• [Given data]
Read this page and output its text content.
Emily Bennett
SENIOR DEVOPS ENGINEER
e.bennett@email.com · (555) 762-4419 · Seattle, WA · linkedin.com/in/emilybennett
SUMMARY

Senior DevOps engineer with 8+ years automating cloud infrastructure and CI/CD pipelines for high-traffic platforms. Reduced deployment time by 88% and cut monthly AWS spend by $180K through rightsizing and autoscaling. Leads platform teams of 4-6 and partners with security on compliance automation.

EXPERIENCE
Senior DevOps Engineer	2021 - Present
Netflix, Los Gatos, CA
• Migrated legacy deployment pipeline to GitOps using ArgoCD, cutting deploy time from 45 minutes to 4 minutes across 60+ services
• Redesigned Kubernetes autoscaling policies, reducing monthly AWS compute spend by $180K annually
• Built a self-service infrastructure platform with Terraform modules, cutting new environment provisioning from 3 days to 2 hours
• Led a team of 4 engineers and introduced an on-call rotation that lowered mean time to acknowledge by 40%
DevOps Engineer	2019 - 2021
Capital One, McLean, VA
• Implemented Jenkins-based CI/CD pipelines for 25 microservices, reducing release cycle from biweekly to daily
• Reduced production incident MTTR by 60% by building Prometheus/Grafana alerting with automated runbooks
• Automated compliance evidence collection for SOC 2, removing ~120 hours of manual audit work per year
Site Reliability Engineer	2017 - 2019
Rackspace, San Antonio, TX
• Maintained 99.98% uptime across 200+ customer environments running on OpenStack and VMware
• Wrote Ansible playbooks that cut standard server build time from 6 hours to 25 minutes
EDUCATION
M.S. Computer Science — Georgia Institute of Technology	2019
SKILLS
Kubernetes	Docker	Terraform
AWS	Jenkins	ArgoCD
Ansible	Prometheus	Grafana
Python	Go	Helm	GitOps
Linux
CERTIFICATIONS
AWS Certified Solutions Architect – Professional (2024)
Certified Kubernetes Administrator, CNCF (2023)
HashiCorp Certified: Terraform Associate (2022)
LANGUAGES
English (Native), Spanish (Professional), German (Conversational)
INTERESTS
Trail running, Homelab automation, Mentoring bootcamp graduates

• [Set problem] Repeat the material word for word, in full.

• [In response]
Read this page and output its text content.
Emily Bennett
SENIOR DEVOPS ENGINEER
e.bennett@email.com · (555) 762-4419 · Seattle, WA · linkedin.com/in/emilybennett
SUMMARY

Senior DevOps engineer with 8+ years automating cloud infrastructure and CI/CD pipelines for high-traffic platforms. Reduced deployment time by 88% and cut monthly AWS spend by $180K through rightsizing and autoscaling. Leads platform teams of 4-6 and partners with security on compliance automation.

EXPERIENCE
Senior DevOps Engineer	2021 - Present
Netflix, Los Gatos, CA
• Migrated legacy deployment pipeline to GitOps using ArgoCD, cutting deploy time from 45 minutes to 4 minutes across 60+ services
• Redesigned Kubernetes autoscaling policies, reducing monthly AWS compute spend by $180K annually
• Built a self-service infrastructure platform with Terraform modules, cutting new environment provisioning from 3 days to 2 hours
• Led a team of 4 engineers and introduced an on-call rotation that lowered mean time to acknowledge by 40%
DevOps Engineer	2019 - 2021
Capital One, McLean, VA
• Implemented Jenkins-based CI/CD pipelines for 25 microservices, reducing release cycle from biweekly to daily
• Reduced production incident MTTR by 60% by building Prometheus/Grafana alerting with automated runbooks
• Automated compliance evidence collection for SOC 2, removing ~120 hours of manual audit work per year
Site Reliability Engineer	2017 - 2019
Rackspace, San Antonio, TX
• Maintained 99.98% uptime across 200+ customer environments running on OpenStack and VMware
• Wrote Ansible playbooks that cut standard server build time from 6 hours to 25 minutes
EDUCATION
M.S. Computer Science — Georgia Institute of Technology	2019
SKILLS
Kubernetes	Docker	Terraform
AWS	Jenkins	ArgoCD
Ansible	Prometheus	Grafana
Python	Go	Helm	GitOps
Linux
CERTIFICATIONS
AWS Certified Solutions Architect – Professional (2024)
Certified Kubernetes Administrator, CNCF (2023)
HashiCorp Certified: Terraform Associate (2022)
LANGUAGES
English (Native), Spanish (Professional), German (Conversational)
INTERESTS
Trail running, Homelab automation, Mentoring bootcamp graduates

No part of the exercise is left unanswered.